=== PROBLEM TO WORK ON ===
Rewrite the rows from the line with "I need the location" to the line with "factor-label: Factor: [544, 79, 568, 88]", changing every "bbox" to "box" and keeping all else the same.

=== RECORDS FOR THE TASK ===
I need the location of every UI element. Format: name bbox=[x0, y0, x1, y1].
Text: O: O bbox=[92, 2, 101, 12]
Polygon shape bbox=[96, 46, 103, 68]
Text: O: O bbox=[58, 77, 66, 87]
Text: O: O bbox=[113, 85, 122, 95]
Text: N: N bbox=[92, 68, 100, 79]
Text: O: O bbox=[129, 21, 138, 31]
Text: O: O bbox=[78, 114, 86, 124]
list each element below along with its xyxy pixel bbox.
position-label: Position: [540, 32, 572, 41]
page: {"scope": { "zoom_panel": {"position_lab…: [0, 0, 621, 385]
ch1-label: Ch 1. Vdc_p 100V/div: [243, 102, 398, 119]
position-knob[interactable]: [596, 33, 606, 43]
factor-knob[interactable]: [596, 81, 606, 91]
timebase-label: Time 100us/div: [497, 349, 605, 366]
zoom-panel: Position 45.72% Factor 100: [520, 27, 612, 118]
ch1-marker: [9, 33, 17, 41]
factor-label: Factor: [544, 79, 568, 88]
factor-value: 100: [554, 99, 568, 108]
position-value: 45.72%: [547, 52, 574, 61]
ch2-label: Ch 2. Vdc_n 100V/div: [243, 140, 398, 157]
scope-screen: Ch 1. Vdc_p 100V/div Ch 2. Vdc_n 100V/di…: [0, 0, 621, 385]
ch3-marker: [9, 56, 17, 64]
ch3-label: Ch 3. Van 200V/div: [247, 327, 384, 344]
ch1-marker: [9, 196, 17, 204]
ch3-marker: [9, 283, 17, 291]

--

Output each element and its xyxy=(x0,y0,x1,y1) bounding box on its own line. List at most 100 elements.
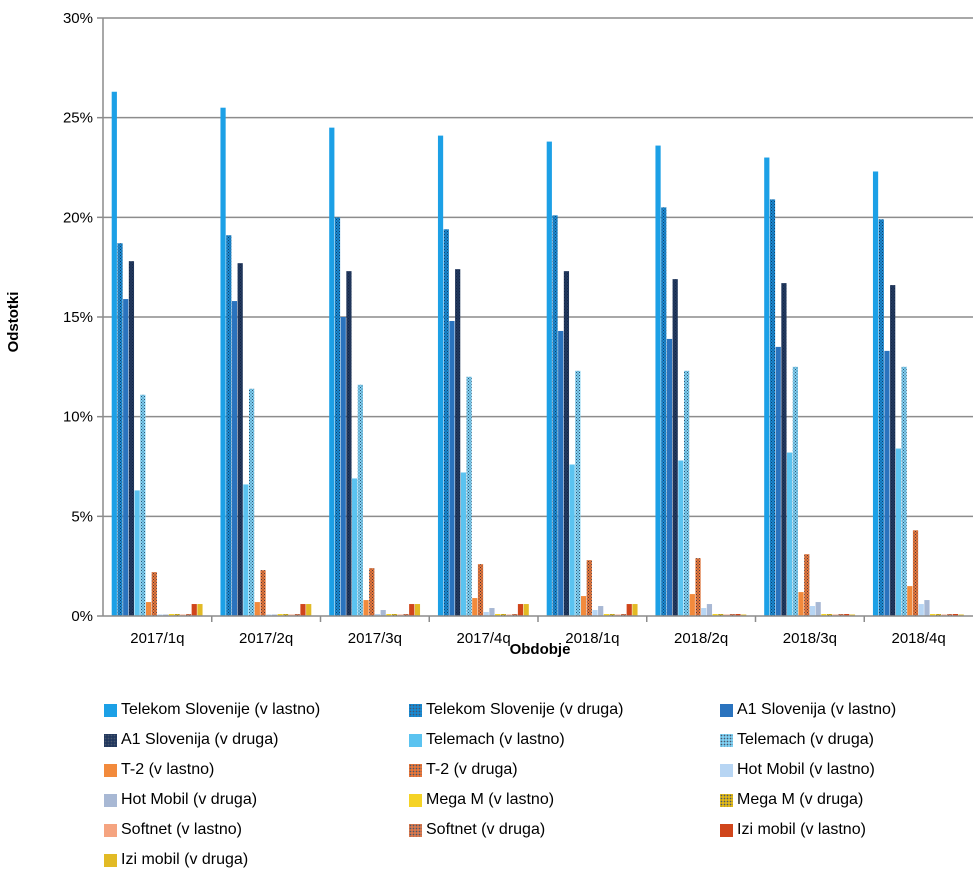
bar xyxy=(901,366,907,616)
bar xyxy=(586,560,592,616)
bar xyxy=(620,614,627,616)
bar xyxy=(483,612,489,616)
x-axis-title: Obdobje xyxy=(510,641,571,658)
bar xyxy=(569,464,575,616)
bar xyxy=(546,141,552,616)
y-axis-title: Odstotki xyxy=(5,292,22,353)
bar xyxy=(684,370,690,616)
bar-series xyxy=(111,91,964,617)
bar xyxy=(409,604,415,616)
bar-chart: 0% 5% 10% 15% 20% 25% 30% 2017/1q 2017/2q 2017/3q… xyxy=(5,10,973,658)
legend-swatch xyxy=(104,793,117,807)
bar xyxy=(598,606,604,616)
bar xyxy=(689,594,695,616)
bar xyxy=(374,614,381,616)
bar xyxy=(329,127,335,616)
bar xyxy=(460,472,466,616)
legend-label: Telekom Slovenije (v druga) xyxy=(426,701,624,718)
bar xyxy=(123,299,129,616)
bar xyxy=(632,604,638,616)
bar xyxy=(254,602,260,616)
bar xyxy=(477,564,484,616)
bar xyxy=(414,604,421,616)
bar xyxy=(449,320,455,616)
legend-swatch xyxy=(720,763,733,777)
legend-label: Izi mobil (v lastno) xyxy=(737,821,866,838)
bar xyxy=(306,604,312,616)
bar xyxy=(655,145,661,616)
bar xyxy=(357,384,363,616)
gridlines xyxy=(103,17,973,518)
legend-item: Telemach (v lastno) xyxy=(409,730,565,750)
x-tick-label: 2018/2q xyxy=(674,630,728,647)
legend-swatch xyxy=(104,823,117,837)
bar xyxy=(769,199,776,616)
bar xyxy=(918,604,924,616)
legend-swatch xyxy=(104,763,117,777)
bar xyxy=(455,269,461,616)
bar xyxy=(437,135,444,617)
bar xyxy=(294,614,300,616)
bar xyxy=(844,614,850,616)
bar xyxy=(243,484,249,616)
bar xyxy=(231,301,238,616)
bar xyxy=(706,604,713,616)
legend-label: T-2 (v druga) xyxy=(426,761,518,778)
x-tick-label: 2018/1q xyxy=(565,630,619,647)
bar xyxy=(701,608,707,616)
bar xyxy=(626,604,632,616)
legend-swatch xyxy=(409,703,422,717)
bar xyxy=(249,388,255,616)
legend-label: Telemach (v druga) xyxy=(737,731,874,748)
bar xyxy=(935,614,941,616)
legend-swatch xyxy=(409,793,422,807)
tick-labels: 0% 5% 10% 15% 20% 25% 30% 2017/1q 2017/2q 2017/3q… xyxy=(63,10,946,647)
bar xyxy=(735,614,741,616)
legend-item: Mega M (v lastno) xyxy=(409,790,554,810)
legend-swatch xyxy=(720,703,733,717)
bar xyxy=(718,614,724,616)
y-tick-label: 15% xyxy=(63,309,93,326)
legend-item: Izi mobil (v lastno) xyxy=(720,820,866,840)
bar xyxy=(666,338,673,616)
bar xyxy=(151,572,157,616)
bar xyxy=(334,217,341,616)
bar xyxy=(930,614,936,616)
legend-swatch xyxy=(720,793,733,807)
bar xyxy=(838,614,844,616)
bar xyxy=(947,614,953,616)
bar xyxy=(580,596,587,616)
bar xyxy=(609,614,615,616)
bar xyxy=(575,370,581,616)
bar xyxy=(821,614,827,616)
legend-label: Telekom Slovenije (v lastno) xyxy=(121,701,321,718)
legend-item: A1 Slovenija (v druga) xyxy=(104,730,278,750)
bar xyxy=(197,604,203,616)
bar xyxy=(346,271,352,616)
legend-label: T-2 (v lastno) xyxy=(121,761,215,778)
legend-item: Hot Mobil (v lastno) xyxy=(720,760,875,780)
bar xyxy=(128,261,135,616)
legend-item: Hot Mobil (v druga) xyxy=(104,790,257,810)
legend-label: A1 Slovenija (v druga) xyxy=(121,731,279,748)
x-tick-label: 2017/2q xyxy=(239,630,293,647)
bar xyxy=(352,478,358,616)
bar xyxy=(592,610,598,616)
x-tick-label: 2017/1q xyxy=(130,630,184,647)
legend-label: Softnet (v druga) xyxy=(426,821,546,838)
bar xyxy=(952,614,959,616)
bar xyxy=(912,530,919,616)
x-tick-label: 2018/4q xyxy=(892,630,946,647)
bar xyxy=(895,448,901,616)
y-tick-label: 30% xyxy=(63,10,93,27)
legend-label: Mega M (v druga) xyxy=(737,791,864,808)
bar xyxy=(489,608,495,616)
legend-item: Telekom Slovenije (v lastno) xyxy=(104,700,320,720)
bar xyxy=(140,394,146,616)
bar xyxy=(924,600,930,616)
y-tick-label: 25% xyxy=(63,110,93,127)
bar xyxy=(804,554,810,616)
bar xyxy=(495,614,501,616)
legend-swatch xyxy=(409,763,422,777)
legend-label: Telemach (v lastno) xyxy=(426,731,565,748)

=== CORRECT RESPONSE ===
I need the location of every UI element. Format: name box=[x0, y0, x1, y1].
Text: O: O box=[92, 2, 101, 12]
Polygon shape box=[96, 46, 103, 68]
Text: O: O box=[58, 77, 66, 87]
Text: O: O box=[113, 85, 122, 95]
Text: N: N box=[92, 68, 100, 79]
Text: O: O box=[129, 21, 138, 31]
Text: O: O box=[78, 114, 86, 124]
list each element below along with its xyxy pixel box.
position-label: Position: [540, 32, 572, 41]
page: {"scope": { "zoom_panel": {"position_lab…: [0, 0, 621, 385]
ch1-label: Ch 1. Vdc_p 100V/div: [243, 102, 398, 119]
position-knob[interactable]: [596, 33, 606, 43]
factor-knob[interactable]: [596, 81, 606, 91]
timebase-label: Time 100us/div: [497, 349, 605, 366]
zoom-panel: Position 45.72% Factor 100: [520, 27, 612, 118]
ch1-marker: [9, 33, 17, 41]
factor-label: Factor: [544, 79, 568, 88]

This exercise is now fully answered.